■ Work to be completed
Take the line that contains "What does this" as the first line and the final line of the records as the last; return exactly those lines and the lines between.

■ Task data

++++++++

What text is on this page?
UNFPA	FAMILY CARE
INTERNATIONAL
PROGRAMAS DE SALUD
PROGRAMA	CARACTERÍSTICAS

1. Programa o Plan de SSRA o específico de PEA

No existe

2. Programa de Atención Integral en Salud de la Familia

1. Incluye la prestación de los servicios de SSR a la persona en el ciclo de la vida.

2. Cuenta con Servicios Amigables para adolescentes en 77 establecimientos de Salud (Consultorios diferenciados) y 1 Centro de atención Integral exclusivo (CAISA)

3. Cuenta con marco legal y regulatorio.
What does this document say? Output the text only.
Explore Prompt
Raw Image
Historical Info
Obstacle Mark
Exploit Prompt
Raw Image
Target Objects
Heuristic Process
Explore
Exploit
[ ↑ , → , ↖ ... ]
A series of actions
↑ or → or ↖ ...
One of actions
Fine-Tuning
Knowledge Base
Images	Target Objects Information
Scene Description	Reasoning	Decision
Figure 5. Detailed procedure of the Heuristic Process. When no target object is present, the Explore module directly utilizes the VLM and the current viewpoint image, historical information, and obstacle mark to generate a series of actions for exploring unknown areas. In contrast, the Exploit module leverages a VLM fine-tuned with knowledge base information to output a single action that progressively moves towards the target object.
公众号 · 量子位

++++++++

■ Written reply
What does this document say? Output the text only.
Explore Prompt
Raw Image
Historical Info
Obstacle Mark
Exploit Prompt
Raw Image
Target Objects
Heuristic Process
Explore
Exploit
[ ↑ , → , ↖ ... ]
A series of actions
↑ or → or ↖ ...
One of actions
Fine-Tuning
Knowledge Base
Images	Target Objects Information
Scene Description	Reasoning	Decision
Figure 5. Detailed procedure of the Heuristic Process. When no target object is present, the Explore module directly utilizes the VLM and the current viewpoint image, historical information, and obstacle mark to generate a series of actions for exploring unknown areas. In contrast, the Exploit module leverages a VLM fine-tuned with knowledge base information to output a single action that progressively moves towards the target object.
公众号 · 量子位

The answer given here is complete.